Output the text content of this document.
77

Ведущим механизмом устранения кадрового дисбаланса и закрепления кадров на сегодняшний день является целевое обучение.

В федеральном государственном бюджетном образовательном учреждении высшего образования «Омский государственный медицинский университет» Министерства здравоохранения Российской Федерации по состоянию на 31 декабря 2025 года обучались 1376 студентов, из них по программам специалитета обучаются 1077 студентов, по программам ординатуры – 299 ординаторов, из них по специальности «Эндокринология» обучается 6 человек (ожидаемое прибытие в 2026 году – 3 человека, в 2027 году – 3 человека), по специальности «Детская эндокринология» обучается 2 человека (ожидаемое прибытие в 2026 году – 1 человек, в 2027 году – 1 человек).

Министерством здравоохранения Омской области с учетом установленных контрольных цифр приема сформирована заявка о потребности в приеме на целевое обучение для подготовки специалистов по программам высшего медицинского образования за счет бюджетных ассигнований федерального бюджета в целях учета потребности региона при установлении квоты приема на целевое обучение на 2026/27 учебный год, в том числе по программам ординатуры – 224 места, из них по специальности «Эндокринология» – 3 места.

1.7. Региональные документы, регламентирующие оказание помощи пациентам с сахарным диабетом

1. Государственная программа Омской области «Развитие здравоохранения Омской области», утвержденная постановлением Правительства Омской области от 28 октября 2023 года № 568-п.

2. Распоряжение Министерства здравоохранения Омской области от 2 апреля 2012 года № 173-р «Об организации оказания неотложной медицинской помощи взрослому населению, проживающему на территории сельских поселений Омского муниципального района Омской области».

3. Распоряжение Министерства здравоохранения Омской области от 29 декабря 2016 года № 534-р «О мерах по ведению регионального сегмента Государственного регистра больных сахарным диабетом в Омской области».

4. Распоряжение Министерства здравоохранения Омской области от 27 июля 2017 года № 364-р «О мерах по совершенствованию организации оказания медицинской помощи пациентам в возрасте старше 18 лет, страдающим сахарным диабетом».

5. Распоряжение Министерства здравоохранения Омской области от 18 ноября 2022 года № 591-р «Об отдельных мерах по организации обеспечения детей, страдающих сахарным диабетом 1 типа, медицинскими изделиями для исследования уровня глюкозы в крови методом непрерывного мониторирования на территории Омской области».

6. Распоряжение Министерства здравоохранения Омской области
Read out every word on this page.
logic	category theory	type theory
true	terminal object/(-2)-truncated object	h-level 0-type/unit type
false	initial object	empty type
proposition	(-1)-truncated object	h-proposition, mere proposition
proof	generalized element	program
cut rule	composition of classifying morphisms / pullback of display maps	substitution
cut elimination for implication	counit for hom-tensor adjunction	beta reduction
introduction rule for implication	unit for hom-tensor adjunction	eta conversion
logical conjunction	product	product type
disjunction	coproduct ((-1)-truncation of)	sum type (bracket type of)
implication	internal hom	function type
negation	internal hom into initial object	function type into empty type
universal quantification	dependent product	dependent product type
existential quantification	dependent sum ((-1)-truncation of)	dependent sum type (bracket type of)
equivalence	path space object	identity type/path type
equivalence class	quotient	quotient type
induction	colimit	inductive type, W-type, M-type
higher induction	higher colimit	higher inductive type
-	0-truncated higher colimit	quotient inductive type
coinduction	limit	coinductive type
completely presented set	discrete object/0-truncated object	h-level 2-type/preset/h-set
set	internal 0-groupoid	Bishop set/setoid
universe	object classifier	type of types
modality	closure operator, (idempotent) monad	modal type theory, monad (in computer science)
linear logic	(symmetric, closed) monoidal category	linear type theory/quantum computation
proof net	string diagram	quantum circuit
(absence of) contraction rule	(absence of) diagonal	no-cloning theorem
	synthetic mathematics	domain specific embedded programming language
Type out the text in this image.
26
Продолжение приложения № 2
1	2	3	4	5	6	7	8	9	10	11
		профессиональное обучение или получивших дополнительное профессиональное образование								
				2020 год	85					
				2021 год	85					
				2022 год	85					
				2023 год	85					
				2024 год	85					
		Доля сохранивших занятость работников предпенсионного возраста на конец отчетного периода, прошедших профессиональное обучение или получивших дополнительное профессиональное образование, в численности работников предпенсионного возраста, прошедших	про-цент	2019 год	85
______
Return the entries above exactly as they appear.

Output the text content of this document.
77

Ведущим механизмом устранения кадрового дисбаланса и закрепления кадров на сегодняшний день является целевое обучение.

В федеральном государственном бюджетном образовательном учреждении высшего образования «Омский государственный медицинский университет» Министерства здравоохранения Российской Федерации по состоянию на 31 декабря 2025 года обучались 1376 студентов, из них по программам специалитета обучаются 1077 студентов, по программам ординатуры – 299 ординаторов, из них по специальности «Эндокринология» обучается 6 человек (ожидаемое прибытие в 2026 году – 3 человека, в 2027 году – 3 человека), по специальности «Детская эндокринология» обучается 2 человека (ожидаемое прибытие в 2026 году – 1 человек, в 2027 году – 1 человек).

Министерством здравоохранения Омской области с учетом установленных контрольных цифр приема сформирована заявка о потребности в приеме на целевое обучение для подготовки специалистов по программам высшего медицинского образования за счет бюджетных ассигнований федерального бюджета в целях учета потребности региона при установлении квоты приема на целевое обучение на 2026/27 учебный год, в том числе по программам ординатуры – 224 места, из них по специальности «Эндокринология» – 3 места.

1.7. Региональные документы, регламентирующие оказание помощи пациентам с сахарным диабетом

1. Государственная программа Омской области «Развитие здравоохранения Омской области», утвержденная постановлением Правительства Омской области от 28 октября 2023 года № 568-п.

2. Распоряжение Министерства здравоохранения Омской области от 2 апреля 2012 года № 173-р «Об организации оказания неотложной медицинской помощи взрослому населению, проживающему на территории сельских поселений Омского муниципального района Омской области».

3. Распоряжение Министерства здравоохранения Омской области от 29 декабря 2016 года № 534-р «О мерах по ведению регионального сегмента Государственного регистра больных сахарным диабетом в Омской области».

4. Распоряжение Министерства здравоохранения Омской области от 27 июля 2017 года № 364-р «О мерах по совершенствованию организации оказания медицинской помощи пациентам в возрасте старше 18 лет, страдающим сахарным диабетом».

5. Распоряжение Министерства здравоохранения Омской области от 18 ноября 2022 года № 591-р «Об отдельных мерах по организации обеспечения детей, страдающих сахарным диабетом 1 типа, медицинскими изделиями для исследования уровня глюкозы в крови методом непрерывного мониторирования на территории Омской области».

6. Распоряжение Министерства здравоохранения Омской области
Read out every word on this page.
logic	category theory	type theory
true	terminal object/(-2)-truncated object	h-level 0-type/unit type
false	initial object	empty type
proposition	(-1)-truncated object	h-proposition, mere proposition
proof	generalized element	program
cut rule	composition of classifying morphisms / pullback of display maps	substitution
cut elimination for implication	counit for hom-tensor adjunction	beta reduction
introduction rule for implication	unit for hom-tensor adjunction	eta conversion
logical conjunction	product	product type
disjunction	coproduct ((-1)-truncation of)	sum type (bracket type of)
implication	internal hom	function type
negation	internal hom into initial object	function type into empty type
universal quantification	dependent product	dependent product type
existential quantification	dependent sum ((-1)-truncation of)	dependent sum type (bracket type of)
equivalence	path space object	identity type/path type
equivalence class	quotient	quotient type
induction	colimit	inductive type, W-type, M-type
higher induction	higher colimit	higher inductive type
-	0-truncated higher colimit	quotient inductive type
coinduction	limit	coinductive type
completely presented set	discrete object/0-truncated object	h-level 2-type/preset/h-set
set	internal 0-groupoid	Bishop set/setoid
universe	object classifier	type of types
modality	closure operator, (idempotent) monad	modal type theory, monad (in computer science)
linear logic	(symmetric, closed) monoidal category	linear type theory/quantum computation
proof net	string diagram	quantum circuit
(absence of) contraction rule	(absence of) diagonal	no-cloning theorem
	synthetic mathematics	domain specific embedded programming language
Type out the text in this image.
26
Продолжение приложения № 2
1	2	3	4	5	6	7	8	9	10	11
		профессиональное обучение или получивших дополнительное профессиональное образование								
				2020 год	85					
				2021 год	85					
				2022 год	85					
				2023 год	85					
				2024 год	85					
		Доля сохранивших занятость работников предпенсионного возраста на конец отчетного периода, прошедших профессиональное обучение или получивших дополнительное профессиональное образование, в численности работников предпенсионного возраста, прошедших	про-цент	2019 год	85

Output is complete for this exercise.